> **Goal of the exercise**: Print the entries that appear below, exactly as written and without their pictures.

+++++

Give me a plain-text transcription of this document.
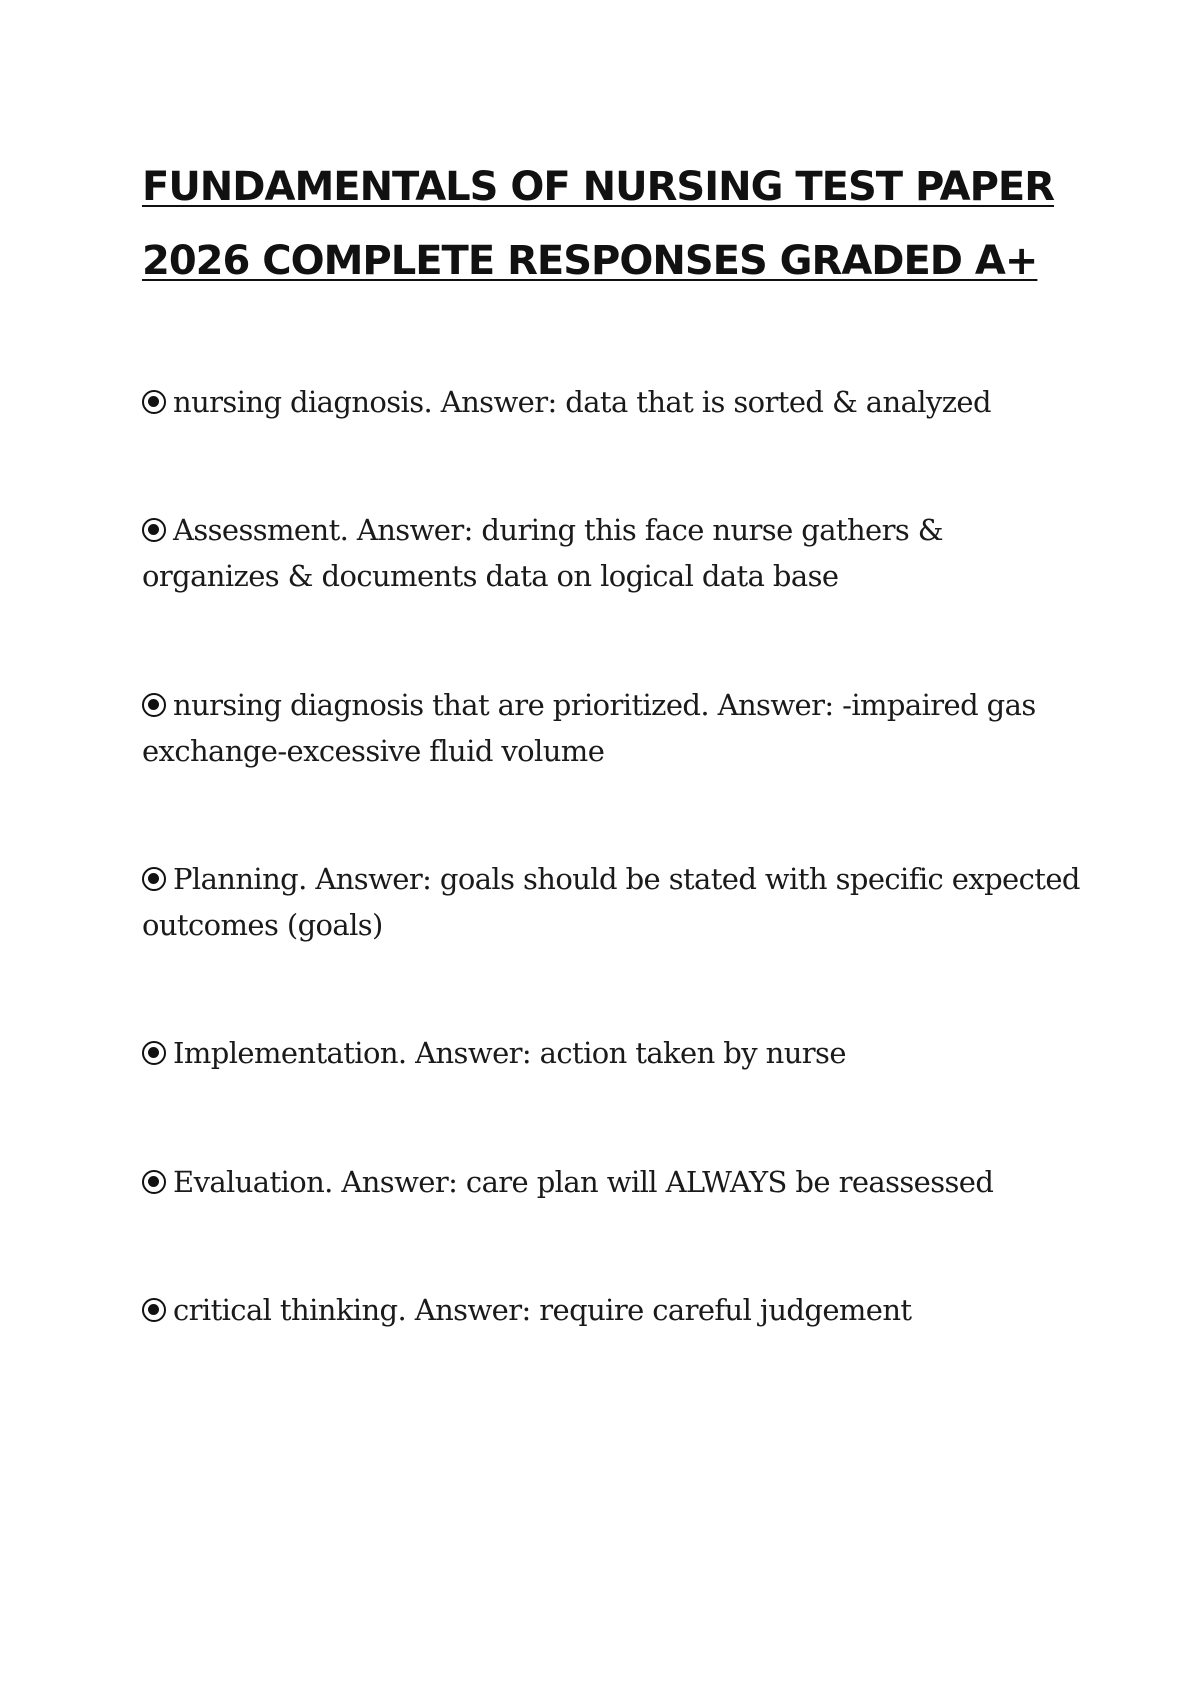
FUNDAMENTALS OF NURSING TEST PAPER
2026 COMPLETE RESPONSES GRADED A+
nursing diagnosis. Answer: data that is sorted & analyzed
Assessment. Answer: during this face nurse gathers & organizes & documents data on logical data base
nursing diagnosis that are prioritized. Answer: -impaired gas exchange-excessive fluid volume
Planning. Answer: goals should be stated with specific expected outcomes (goals)
Implementation. Answer: action taken by nurse
Evaluation. Answer: care plan will ALWAYS be reassessed
critical thinking. Answer: require careful judgement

+++++

> **Result**:
Give me a plain-text transcription of this document.
FUNDAMENTALS OF NURSING TEST PAPER
2026 COMPLETE RESPONSES GRADED A+
nursing diagnosis. Answer: data that is sorted & analyzed
Assessment. Answer: during this face nurse gathers & organizes & documents data on logical data base
nursing diagnosis that are prioritized. Answer: -impaired gas exchange-excessive fluid volume
Planning. Answer: goals should be stated with specific expected outcomes (goals)
Implementation. Answer: action taken by nurse
Evaluation. Answer: care plan will ALWAYS be reassessed
critical thinking. Answer: require careful judgement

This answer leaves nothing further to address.